━━━━━ INFORMATION PROVIDED ━━━━━

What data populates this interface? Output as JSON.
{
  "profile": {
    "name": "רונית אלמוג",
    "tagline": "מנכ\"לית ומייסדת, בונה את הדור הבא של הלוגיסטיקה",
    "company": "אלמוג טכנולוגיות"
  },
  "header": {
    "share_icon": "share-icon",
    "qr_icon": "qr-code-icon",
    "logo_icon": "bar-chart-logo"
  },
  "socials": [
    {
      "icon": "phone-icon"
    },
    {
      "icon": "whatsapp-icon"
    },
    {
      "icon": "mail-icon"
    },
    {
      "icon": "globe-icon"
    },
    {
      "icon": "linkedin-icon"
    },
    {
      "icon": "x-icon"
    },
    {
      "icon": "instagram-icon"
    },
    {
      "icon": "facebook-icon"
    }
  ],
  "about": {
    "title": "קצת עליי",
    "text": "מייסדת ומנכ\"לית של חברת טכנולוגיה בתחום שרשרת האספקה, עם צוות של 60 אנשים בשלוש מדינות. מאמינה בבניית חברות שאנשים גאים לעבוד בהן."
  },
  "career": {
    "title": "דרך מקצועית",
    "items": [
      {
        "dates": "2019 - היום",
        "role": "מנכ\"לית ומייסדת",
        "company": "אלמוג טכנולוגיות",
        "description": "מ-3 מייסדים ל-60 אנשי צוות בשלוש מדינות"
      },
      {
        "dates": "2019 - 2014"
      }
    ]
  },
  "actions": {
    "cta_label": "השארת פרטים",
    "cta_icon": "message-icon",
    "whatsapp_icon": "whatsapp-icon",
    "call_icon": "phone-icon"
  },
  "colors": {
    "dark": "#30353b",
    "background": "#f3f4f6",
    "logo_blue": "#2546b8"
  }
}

━━━━━

TASK GOAL — Tally the lines of the records holding the word "whatsapp", then state only the tally.

COMPLETE RESPONSE — 2